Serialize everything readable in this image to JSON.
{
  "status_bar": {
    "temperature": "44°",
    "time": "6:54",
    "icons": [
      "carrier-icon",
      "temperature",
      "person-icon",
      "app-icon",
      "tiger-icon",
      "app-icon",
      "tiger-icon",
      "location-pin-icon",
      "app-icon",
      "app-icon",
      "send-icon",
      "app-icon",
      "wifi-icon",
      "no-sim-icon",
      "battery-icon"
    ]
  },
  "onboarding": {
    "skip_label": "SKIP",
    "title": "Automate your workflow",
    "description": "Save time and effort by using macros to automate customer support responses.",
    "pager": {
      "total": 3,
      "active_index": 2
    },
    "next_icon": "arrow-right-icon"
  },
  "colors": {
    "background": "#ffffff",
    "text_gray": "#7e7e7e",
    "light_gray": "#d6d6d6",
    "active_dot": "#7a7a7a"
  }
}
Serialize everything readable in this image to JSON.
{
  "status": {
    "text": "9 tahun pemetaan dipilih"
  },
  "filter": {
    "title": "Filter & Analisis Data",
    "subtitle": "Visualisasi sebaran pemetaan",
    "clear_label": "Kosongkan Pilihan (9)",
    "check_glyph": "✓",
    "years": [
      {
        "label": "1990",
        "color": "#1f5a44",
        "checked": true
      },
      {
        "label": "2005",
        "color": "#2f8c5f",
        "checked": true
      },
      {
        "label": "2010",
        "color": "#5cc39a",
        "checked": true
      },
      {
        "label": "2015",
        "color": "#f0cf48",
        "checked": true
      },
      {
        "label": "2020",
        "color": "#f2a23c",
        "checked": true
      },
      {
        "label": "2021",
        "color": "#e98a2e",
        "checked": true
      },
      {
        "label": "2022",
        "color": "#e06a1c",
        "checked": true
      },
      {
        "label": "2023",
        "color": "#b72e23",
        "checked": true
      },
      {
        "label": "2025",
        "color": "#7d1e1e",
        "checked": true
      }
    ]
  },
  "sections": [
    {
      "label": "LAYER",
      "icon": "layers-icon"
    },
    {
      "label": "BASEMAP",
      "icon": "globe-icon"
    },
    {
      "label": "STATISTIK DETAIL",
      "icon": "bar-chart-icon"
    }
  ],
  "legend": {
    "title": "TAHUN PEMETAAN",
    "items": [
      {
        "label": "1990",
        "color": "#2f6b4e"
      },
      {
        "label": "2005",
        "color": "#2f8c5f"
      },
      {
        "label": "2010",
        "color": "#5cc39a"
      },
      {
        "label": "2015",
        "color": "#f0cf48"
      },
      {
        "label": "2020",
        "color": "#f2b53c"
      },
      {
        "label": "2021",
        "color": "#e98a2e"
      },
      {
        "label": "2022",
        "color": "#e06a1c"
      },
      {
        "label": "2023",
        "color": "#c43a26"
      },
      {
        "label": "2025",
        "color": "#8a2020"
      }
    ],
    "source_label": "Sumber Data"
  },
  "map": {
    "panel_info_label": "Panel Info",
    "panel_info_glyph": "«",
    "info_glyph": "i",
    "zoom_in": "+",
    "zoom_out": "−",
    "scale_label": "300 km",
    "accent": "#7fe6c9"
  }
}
****************************************
**Task goal**:
Write out the material exactly as given.

**Exercise solution**:
Serialize everything readable in this image to JSON.
{
  "status_bar": {
    "temperature": "44°",
    "time": "6:54",
    "icons": [
      "carrier-icon",
      "temperature",
      "person-icon",
      "app-icon",
      "tiger-icon",
      "app-icon",
      "tiger-icon",
      "location-pin-icon",
      "app-icon",
      "app-icon",
      "send-icon",
      "app-icon",
      "wifi-icon",
      "no-sim-icon",
      "battery-icon"
    ]
  },
  "onboarding": {
    "skip_label": "SKIP",
    "title": "Automate your workflow",
    "description": "Save time and effort by using macros to automate customer support responses.",
    "pager": {
      "total": 3,
      "active_index": 2
    },
    "next_icon": "arrow-right-icon"
  },
  "colors": {
    "background": "#ffffff",
    "text_gray": "#7e7e7e",
    "light_gray": "#d6d6d6",
    "active_dot": "#7a7a7a"
  }
}
Serialize everything readable in this image to JSON.
{
  "status": {
    "text": "9 tahun pemetaan dipilih"
  },
  "filter": {
    "title": "Filter & Analisis Data",
    "subtitle": "Visualisasi sebaran pemetaan",
    "clear_label": "Kosongkan Pilihan (9)",
    "check_glyph": "✓",
    "years": [
      {
        "label": "1990",
        "color": "#1f5a44",
        "checked": true
      },
      {
        "label": "2005",
        "color": "#2f8c5f",
        "checked": true
      },
      {
        "label": "2010",
        "color": "#5cc39a",
        "checked": true
      },
      {
        "label": "2015",
        "color": "#f0cf48",
        "checked": true
      },
      {
        "label": "2020",
        "color": "#f2a23c",
        "checked": true
      },
      {
        "label": "2021",
        "color": "#e98a2e",
        "checked": true
      },
      {
        "label": "2022",
        "color": "#e06a1c",
        "checked": true
      },
      {
        "label": "2023",
        "color": "#b72e23",
        "checked": true
      },
      {
        "label": "2025",
        "color": "#7d1e1e",
        "checked": true
      }
    ]
  },
  "sections": [
    {
      "label": "LAYER",
      "icon": "layers-icon"
    },
    {
      "label": "BASEMAP",
      "icon": "globe-icon"
    },
    {
      "label": "STATISTIK DETAIL",
      "icon": "bar-chart-icon"
    }
  ],
  "legend": {
    "title": "TAHUN PEMETAAN",
    "items": [
      {
        "label": "1990",
        "color": "#2f6b4e"
      },
      {
        "label": "2005",
        "color": "#2f8c5f"
      },
      {
        "label": "2010",
        "color": "#5cc39a"
      },
      {
        "label": "2015",
        "color": "#f0cf48"
      },
      {
        "label": "2020",
        "color": "#f2b53c"
      },
      {
        "label": "2021",
        "color": "#e98a2e"
      },
      {
        "label": "2022",
        "color": "#e06a1c"
      },
      {
        "label": "2023",
        "color": "#c43a26"
      },
      {
        "label": "2025",
        "color": "#8a2020"
      }
    ],
    "source_label": "Sumber Data"
  },
  "map": {
    "panel_info_label": "Panel Info",
    "panel_info_glyph": "«",
    "info_glyph": "i",
    "zoom_in": "+",
    "zoom_out": "−",
    "scale_label": "300 km",
    "accent": "#7fe6c9"
  }
}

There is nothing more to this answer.